— Passage for review —
Machine Learning Part 1: The Machine Data

Machine Learning Part 1: The Machine Data

Part 1 – The Machine DataA Detailed Perspective of Steps for Machine Learning and Predictive Chilled Water System Analytics in Facility Applications


FacilityConneX Approach to Predictive Analytics

Here we illustrate an effective FCX predictive methodology for organizations to diagnose and detect events that mandate the need for maintenance of their chillers. Our approach and analytics utilize different machine learning methods and domain knowledge to detect equipment degradation (chillers in this example), which requires maintenance, and perform diagnostics and prognostics.

The typical FCX approach to predictive analytics includes the following few steps:

  • Development of probabilistic/statistic predictive model from the given historical data
  • Developing and training relevant machine learning methods
  • Connecting these two with equipment domain knowledge

Chillers and Their Key Performance Indicators

Air conditioning systems, and particularly chillers, consume a major share of the total energy usage in buildings. In this example – each chiller has two separate water loops, a condenser water loop and an evaporator water loop. In between is a refrigerant loop. The evaporator water loop is connected to the living space from which the heat is absorbed by the condenser water loop and released in the cooling tower that operates in the open.

To manage chiller operational and energy efficiency, several key performance indicators (KPIs) need to be identified, monitored and analyzed. The proper data analytics approach is to gather data for all the relevant KPIs and perform exploratory data analysis to narrow down the most relevant KPIs. To do this properly and eliminate any artifacts that may be present in the data we need to perform clever data preprocessing.


For example, while observing the chiller data, it may be noticed that during the start and the stop operation of the chiller, the data fluctuates and gets very noisy. This data as well as the data when the chiller status is off should not be used in the training dataset used for creating the historically predictive model of the chiller. An example of this situation is illustrated in Figure 1.

The FXC cloud platform collects the chiller data every 15 minutes. A reasonable step in creating the predictive model is to calculate the average of the preprocessed data for a one-hour length period and for a 24-hour period. Once this is done for all the relevant KPIs, the mean and the standard deviation of each KPI are calculated. Based on the results, the data outliers are excluded from the training dataset by just keeping the data that falls within 3 standard deviations from the mean.

This step also involves identification of known maintenance events so that we can carefully form the training dataset around them.


The objective of exploratory data analysis is to identify the most important KPIs and draw conclusions from the physics involved for a given piece of equipment. One data science approach is to create a correlation table of the KPIs and see which KPIs have the strongest correlation.

Figure 1. Condenser water temperatures, leaving in blue and entering in green. The chiller status of operations (on/off) is in red. It can be noted that during the start and the stop of operation of the chiller, the temperature data gets very noisy and fluctuates. This data as well as the data during the off status should not be used for creating the historically trained probabilistic model of the chiller.

It is desirable to gather data and perform all this analysis on as many pieces of same equipment as possible. By corelating a set of KPI’s for 3 chillers belonging to a FacilityConneX hospital customer, it can be noted that the strongest correlation is among the electric demand, the outside temperature, the chilled water flow and the leaving and the entering temperatures of the evaporator and the condenser water loop.

— Extracted information —
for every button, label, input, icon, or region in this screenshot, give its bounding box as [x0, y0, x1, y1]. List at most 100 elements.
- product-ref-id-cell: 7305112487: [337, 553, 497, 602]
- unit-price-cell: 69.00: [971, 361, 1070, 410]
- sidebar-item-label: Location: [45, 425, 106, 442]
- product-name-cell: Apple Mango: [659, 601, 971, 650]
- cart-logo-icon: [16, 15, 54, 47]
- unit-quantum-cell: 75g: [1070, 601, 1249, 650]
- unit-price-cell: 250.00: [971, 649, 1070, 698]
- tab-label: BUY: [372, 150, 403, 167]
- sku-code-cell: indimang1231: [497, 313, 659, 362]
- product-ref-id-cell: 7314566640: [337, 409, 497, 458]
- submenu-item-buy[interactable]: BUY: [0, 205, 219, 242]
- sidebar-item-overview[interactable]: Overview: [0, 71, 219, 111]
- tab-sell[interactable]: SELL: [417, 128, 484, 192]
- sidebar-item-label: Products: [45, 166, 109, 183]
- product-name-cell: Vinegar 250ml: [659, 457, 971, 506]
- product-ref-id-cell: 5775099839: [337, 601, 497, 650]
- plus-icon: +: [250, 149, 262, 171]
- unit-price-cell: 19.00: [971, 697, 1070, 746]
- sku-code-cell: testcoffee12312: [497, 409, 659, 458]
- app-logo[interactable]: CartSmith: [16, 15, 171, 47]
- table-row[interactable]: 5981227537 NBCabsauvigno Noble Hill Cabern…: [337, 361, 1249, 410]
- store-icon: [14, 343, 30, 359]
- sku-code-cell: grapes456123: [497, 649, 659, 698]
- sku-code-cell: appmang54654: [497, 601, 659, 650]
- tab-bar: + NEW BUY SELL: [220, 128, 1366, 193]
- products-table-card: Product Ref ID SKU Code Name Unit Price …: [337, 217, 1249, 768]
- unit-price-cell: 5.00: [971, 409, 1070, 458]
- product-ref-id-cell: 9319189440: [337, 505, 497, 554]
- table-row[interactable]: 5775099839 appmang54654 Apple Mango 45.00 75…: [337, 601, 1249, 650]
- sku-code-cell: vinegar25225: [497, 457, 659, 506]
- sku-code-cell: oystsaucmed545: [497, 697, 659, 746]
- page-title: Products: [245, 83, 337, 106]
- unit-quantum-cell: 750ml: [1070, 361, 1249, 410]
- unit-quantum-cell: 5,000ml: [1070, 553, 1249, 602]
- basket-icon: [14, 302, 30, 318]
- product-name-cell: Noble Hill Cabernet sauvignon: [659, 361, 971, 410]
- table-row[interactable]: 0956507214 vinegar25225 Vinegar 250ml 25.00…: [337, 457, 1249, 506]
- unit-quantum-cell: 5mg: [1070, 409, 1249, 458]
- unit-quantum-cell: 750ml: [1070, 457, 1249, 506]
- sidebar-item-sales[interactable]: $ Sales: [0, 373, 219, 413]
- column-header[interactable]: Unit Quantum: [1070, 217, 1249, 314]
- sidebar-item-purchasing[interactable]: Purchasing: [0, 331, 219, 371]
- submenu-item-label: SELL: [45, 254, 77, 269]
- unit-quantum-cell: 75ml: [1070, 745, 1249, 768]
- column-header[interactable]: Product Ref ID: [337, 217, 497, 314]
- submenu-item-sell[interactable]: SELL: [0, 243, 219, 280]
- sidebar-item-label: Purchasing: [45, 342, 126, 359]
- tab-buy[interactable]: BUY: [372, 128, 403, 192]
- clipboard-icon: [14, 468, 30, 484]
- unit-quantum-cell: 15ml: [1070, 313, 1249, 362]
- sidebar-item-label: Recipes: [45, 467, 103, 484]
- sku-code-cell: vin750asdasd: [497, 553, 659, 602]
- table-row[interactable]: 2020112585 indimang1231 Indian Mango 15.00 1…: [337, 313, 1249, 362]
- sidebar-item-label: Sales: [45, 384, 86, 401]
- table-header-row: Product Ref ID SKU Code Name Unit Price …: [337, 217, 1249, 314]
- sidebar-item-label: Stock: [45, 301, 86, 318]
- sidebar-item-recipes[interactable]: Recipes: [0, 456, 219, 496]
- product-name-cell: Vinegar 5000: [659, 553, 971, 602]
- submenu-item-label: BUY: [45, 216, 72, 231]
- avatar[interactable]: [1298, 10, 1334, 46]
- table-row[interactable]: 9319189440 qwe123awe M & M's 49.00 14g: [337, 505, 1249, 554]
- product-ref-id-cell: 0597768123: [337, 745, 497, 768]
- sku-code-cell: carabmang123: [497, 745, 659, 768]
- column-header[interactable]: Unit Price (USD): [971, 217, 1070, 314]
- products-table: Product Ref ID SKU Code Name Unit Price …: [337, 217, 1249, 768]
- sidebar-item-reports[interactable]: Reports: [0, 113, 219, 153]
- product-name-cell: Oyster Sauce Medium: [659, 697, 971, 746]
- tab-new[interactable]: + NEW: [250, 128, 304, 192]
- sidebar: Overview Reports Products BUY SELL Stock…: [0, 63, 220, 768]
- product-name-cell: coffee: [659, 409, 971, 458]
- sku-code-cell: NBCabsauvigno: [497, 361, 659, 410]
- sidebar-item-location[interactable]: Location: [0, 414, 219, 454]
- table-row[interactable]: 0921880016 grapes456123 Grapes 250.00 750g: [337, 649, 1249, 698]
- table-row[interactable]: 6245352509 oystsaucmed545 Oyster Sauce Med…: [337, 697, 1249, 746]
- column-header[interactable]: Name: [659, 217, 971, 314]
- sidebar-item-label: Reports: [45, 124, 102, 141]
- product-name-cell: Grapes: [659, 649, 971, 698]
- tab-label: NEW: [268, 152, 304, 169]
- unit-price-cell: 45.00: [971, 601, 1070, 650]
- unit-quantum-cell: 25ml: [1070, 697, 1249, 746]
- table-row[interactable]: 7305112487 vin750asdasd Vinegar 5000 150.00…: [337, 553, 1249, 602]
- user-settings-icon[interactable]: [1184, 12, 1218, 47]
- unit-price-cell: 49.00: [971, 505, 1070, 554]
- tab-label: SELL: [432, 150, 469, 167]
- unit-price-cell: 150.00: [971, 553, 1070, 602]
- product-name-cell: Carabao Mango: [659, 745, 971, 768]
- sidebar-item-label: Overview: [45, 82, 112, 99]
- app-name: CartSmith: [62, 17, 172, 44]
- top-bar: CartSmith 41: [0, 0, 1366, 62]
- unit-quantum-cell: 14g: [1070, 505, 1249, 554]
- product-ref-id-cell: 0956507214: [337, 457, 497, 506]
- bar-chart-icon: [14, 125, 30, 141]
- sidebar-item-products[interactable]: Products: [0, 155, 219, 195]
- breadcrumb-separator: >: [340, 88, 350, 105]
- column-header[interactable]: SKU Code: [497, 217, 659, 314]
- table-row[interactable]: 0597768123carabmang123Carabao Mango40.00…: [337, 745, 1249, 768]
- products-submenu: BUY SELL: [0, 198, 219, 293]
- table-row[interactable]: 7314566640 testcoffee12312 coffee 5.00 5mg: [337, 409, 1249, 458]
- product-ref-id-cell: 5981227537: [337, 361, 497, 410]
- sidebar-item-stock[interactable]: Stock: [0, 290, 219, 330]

— Work required —
Reproduce the part of the chiller analytics text starting with "Air conditioning systems, and" and going on through "in the open.".

— Answer below —
Air conditioning systems, and particularly chillers, consume a major share of the total energy usage in buildings. In this example – each chiller has two separate water loops, a condenser water loop and an evaporator water loop. In between is a refrigerant loop. The evaporator water loop is connected to the living space from which the heat is absorbed by the condenser water loop and released in the cooling tower that operates in the open.